### TASK TO CARRY OUT
Retype all of the listing exactly, passing over any picture you find.

START AVAILABLE RECORDS

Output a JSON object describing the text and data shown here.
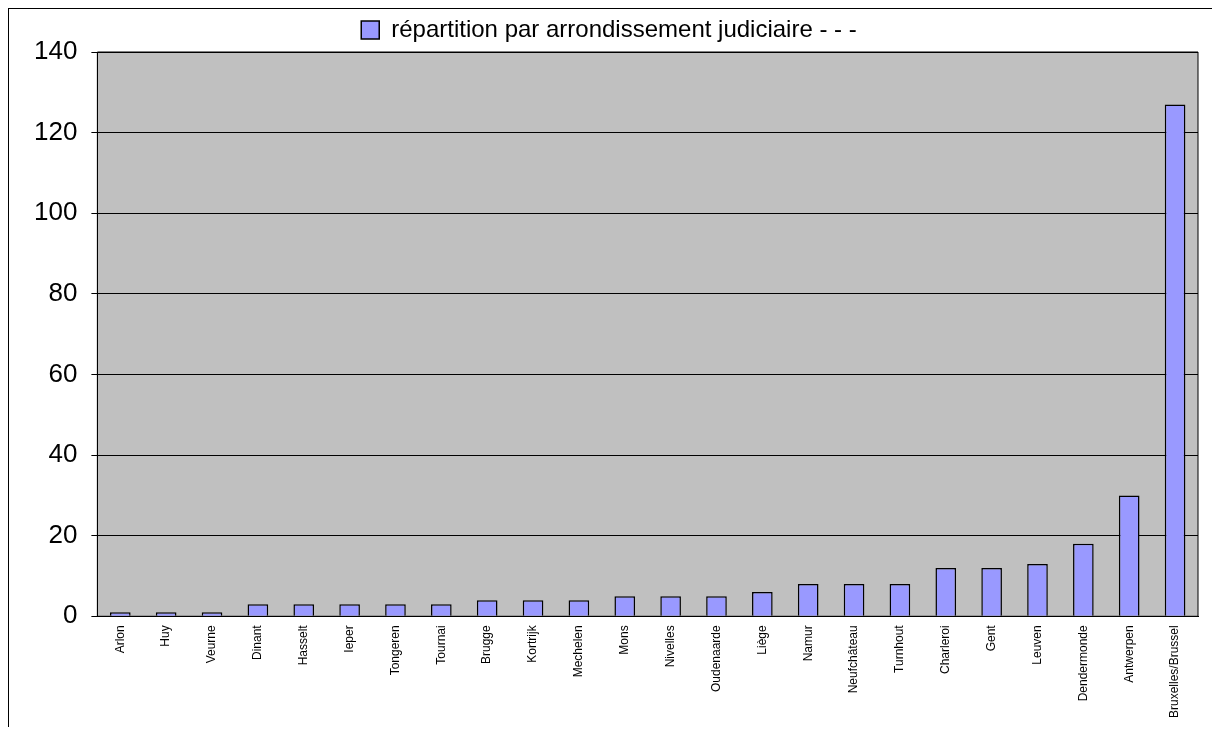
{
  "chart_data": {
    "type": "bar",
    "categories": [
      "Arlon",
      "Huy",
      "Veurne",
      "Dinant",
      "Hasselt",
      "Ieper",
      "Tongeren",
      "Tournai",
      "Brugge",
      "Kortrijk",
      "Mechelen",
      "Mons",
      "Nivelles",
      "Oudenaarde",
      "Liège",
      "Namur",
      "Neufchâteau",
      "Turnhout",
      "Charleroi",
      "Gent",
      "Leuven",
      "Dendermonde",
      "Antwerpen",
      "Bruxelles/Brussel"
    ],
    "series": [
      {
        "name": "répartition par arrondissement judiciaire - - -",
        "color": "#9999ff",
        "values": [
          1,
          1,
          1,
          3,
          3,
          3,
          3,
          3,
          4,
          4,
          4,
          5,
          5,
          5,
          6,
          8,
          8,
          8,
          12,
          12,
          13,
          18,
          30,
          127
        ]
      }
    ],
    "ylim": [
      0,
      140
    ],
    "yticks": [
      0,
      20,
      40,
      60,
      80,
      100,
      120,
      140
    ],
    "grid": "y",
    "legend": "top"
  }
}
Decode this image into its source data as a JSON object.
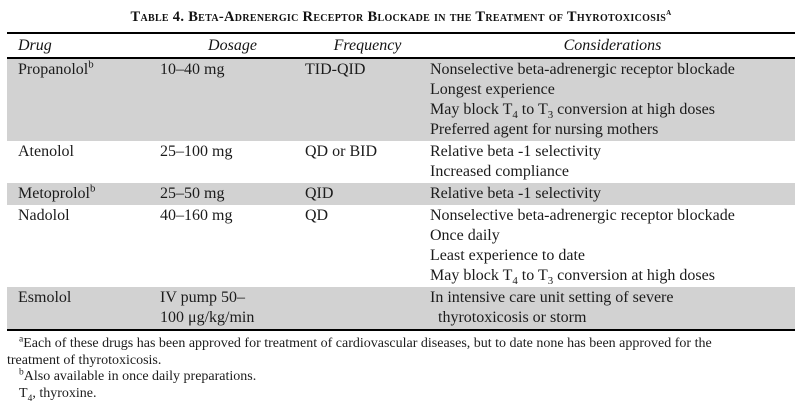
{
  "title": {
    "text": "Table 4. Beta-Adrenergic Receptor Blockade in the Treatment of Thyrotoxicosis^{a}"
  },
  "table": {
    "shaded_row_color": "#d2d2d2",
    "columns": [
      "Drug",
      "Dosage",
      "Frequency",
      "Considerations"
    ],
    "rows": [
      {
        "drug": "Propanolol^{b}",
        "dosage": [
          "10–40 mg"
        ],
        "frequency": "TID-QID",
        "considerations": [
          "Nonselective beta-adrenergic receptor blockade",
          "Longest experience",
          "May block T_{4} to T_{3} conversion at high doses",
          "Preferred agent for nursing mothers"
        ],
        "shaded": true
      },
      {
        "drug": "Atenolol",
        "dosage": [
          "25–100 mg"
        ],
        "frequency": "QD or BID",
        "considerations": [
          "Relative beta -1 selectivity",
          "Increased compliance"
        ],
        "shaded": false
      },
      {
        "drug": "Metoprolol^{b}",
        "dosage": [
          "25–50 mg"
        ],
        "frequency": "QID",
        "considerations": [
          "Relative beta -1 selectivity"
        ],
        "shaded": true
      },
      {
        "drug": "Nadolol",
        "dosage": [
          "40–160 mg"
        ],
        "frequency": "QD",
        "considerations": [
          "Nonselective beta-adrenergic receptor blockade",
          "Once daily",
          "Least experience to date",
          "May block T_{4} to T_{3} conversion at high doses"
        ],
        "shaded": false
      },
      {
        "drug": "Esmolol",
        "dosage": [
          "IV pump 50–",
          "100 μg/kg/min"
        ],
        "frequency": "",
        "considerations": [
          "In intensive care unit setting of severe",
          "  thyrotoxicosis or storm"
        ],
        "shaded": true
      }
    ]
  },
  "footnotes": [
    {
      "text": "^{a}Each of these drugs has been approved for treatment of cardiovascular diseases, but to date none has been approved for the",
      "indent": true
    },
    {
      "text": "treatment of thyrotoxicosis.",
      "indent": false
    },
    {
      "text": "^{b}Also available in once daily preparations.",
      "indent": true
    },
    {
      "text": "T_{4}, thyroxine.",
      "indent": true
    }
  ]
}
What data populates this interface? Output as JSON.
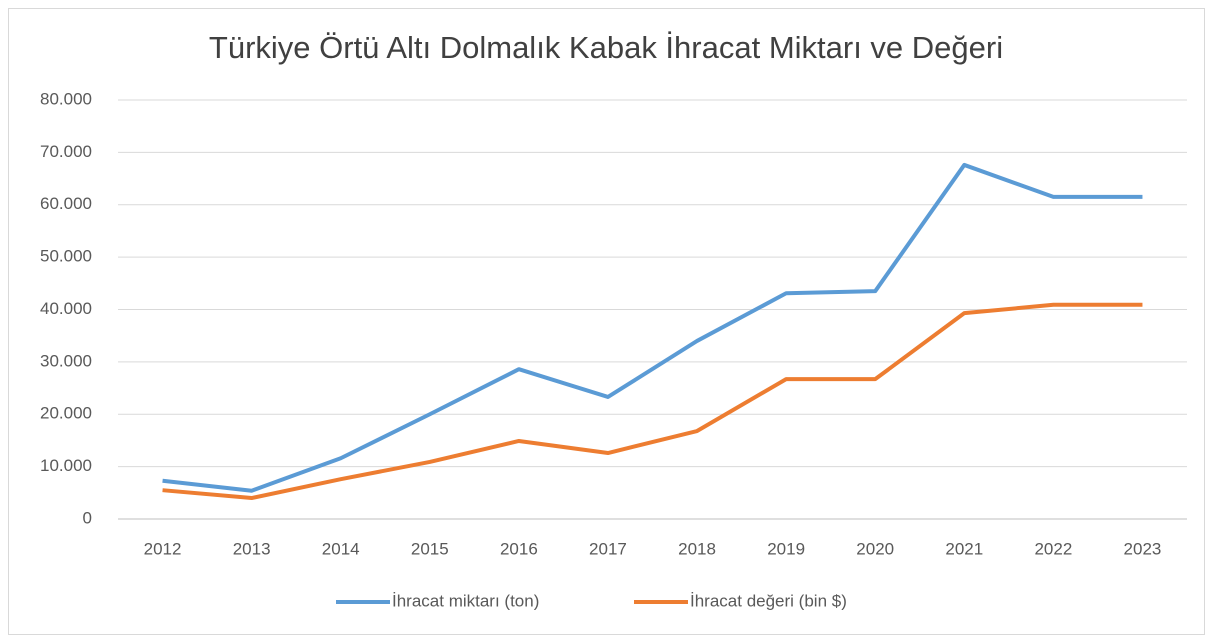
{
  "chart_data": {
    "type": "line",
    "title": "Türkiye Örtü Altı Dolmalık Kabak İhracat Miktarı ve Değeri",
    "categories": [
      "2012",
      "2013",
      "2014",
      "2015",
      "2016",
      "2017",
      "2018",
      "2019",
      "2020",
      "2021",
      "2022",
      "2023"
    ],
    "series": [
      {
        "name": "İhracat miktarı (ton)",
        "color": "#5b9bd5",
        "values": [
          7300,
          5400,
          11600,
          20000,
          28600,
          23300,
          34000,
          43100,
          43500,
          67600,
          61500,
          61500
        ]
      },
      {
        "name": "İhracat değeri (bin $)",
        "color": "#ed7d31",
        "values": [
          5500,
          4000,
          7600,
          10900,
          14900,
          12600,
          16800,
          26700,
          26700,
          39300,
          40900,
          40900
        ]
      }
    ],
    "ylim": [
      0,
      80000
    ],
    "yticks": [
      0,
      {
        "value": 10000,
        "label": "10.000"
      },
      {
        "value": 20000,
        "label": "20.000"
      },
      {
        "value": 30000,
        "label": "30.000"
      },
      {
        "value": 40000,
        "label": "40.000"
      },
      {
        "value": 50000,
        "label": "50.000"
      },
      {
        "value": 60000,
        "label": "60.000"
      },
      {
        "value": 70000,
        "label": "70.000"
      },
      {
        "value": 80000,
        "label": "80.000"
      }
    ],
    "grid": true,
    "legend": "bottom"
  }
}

END AVAILABLE RECORDS

### ANSWER FOR THE TASK
Output a JSON object describing the text and data shown here.
{
  "chart_data": {
    "type": "bar",
    "categories": [
      "Arlon",
      "Huy",
      "Veurne",
      "Dinant",
      "Hasselt",
      "Ieper",
      "Tongeren",
      "Tournai",
      "Brugge",
      "Kortrijk",
      "Mechelen",
      "Mons",
      "Nivelles",
      "Oudenaarde",
      "Liège",
      "Namur",
      "Neufchâteau",
      "Turnhout",
      "Charleroi",
      "Gent",
      "Leuven",
      "Dendermonde",
      "Antwerpen",
      "Bruxelles/Brussel"
    ],
    "series": [
      {
        "name": "répartition par arrondissement judiciaire - - -",
        "color": "#9999ff",
        "values": [
          1,
          1,
          1,
          3,
          3,
          3,
          3,
          3,
          4,
          4,
          4,
          5,
          5,
          5,
          6,
          8,
          8,
          8,
          12,
          12,
          13,
          18,
          30,
          127
        ]
      }
    ],
    "ylim": [
      0,
      140
    ],
    "yticks": [
      0,
      20,
      40,
      60,
      80,
      100,
      120,
      140
    ],
    "grid": "y",
    "legend": "top"
  }
}
Decode this image into its source data as a JSON object.
{
  "title": {
    "text": "Table 4. Beta-Adrenergic Receptor Blockade in the Treatment of Thyrotoxicosis^{a}"
  },
  "table": {
    "shaded_row_color": "#d2d2d2",
    "columns": [
      "Drug",
      "Dosage",
      "Frequency",
      "Considerations"
    ],
    "rows": [
      {
        "drug": "Propanolol^{b}",
        "dosage": [
          "10–40 mg"
        ],
        "frequency": "TID-QID",
        "considerations": [
          "Nonselective beta-adrenergic receptor blockade",
          "Longest experience",
          "May block T_{4} to T_{3} conversion at high doses",
          "Preferred agent for nursing mothers"
        ],
        "shaded": true
      },
      {
        "drug": "Atenolol",
        "dosage": [
          "25–100 mg"
        ],
        "frequency": "QD or BID",
        "considerations": [
          "Relative beta -1 selectivity",
          "Increased compliance"
        ],
        "shaded": false
      },
      {
        "drug": "Metoprolol^{b}",
        "dosage": [
          "25–50 mg"
        ],
        "frequency": "QID",
        "considerations": [
          "Relative beta -1 selectivity"
        ],
        "shaded": true
      },
      {
        "drug": "Nadolol",
        "dosage": [
          "40–160 mg"
        ],
        "frequency": "QD",
        "considerations": [
          "Nonselective beta-adrenergic receptor blockade",
          "Once daily",
          "Least experience to date",
          "May block T_{4} to T_{3} conversion at high doses"
        ],
        "shaded": false
      },
      {
        "drug": "Esmolol",
        "dosage": [
          "IV pump 50–",
          "100 μg/kg/min"
        ],
        "frequency": "",
        "considerations": [
          "In intensive care unit setting of severe",
          "  thyrotoxicosis or storm"
        ],
        "shaded": true
      }
    ]
  },
  "footnotes": [
    {
      "text": "^{a}Each of these drugs has been approved for treatment of cardiovascular diseases, but to date none has been approved for the",
      "indent": true
    },
    {
      "text": "treatment of thyrotoxicosis.",
      "indent": false
    },
    {
      "text": "^{b}Also available in once daily preparations.",
      "indent": true
    },
    {
      "text": "T_{4}, thyroxine.",
      "indent": true
    }
  ]
}
What data populates this interface? Output as JSON.
{
  "chart_data": {
    "type": "line",
    "title": "Türkiye Örtü Altı Dolmalık Kabak İhracat Miktarı ve Değeri",
    "categories": [
      "2012",
      "2013",
      "2014",
      "2015",
      "2016",
      "2017",
      "2018",
      "2019",
      "2020",
      "2021",
      "2022",
      "2023"
    ],
    "series": [
      {
        "name": "İhracat miktarı (ton)",
        "color": "#5b9bd5",
        "values": [
          7300,
          5400,
          11600,
          20000,
          28600,
          23300,
          34000,
          43100,
          43500,
          67600,
          61500,
          61500
        ]
      },
      {
        "name": "İhracat değeri (bin $)",
        "color": "#ed7d31",
        "values": [
          5500,
          4000,
          7600,
          10900,
          14900,
          12600,
          16800,
          26700,
          26700,
          39300,
          40900,
          40900
        ]
      }
    ],
    "ylim": [
      0,
      80000
    ],
    "yticks": [
      0,
      {
        "value": 10000,
        "label": "10.000"
      },
      {
        "value": 20000,
        "label": "20.000"
      },
      {
        "value": 30000,
        "label": "30.000"
      },
      {
        "value": 40000,
        "label": "40.000"
      },
      {
        "value": 50000,
        "label": "50.000"
      },
      {
        "value": 60000,
        "label": "60.000"
      },
      {
        "value": 70000,
        "label": "70.000"
      },
      {
        "value": 80000,
        "label": "80.000"
      }
    ],
    "grid": true,
    "legend": "bottom"
  }
}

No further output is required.